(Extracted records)
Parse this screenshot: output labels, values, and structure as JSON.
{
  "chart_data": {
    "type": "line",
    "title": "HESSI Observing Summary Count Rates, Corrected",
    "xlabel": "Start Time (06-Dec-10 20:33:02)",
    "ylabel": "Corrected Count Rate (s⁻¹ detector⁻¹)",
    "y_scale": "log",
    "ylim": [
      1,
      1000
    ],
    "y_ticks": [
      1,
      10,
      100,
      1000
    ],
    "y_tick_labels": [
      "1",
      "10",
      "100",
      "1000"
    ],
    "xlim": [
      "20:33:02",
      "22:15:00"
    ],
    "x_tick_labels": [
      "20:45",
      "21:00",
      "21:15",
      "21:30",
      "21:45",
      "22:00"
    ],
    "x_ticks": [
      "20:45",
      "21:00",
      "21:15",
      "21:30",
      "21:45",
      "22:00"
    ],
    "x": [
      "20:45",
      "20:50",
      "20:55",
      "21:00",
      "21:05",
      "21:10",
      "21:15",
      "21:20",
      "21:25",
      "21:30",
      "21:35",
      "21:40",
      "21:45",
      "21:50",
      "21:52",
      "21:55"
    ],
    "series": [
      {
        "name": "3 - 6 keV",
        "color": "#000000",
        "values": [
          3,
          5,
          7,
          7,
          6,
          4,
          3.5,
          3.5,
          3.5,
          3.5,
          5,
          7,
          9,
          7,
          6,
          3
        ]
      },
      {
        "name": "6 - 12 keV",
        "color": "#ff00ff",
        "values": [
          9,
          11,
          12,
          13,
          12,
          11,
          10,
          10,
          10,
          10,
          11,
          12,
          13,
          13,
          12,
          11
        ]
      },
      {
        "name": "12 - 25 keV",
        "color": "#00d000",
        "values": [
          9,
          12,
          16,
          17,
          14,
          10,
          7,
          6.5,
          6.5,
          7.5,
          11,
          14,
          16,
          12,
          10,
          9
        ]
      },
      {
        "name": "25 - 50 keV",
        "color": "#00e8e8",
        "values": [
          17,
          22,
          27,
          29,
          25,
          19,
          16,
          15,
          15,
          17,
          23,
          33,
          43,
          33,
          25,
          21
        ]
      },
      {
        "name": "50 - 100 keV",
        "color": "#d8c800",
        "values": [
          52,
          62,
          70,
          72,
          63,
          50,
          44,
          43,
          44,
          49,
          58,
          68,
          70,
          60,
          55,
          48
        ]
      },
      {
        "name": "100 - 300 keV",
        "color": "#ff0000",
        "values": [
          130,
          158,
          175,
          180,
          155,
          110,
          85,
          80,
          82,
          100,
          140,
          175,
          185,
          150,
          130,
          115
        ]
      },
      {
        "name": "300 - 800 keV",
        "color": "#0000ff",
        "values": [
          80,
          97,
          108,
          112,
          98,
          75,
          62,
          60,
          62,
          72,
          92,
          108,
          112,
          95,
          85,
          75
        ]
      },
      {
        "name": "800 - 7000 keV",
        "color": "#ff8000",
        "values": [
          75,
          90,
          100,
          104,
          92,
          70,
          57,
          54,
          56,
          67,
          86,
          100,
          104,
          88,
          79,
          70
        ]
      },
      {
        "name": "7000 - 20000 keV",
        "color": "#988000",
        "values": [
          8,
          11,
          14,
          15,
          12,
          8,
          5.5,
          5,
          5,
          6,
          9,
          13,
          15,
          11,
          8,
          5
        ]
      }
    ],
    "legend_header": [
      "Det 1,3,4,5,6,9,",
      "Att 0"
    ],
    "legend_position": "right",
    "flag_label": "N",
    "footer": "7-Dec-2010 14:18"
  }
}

Task.
From the data above, copy each line where the string "Corrected" appears.

Written solution.
    "title": "HESSI Observing Summary Count Rates, Corrected",
    "ylabel": "Corrected Count Rate (s⁻¹ detector⁻¹)",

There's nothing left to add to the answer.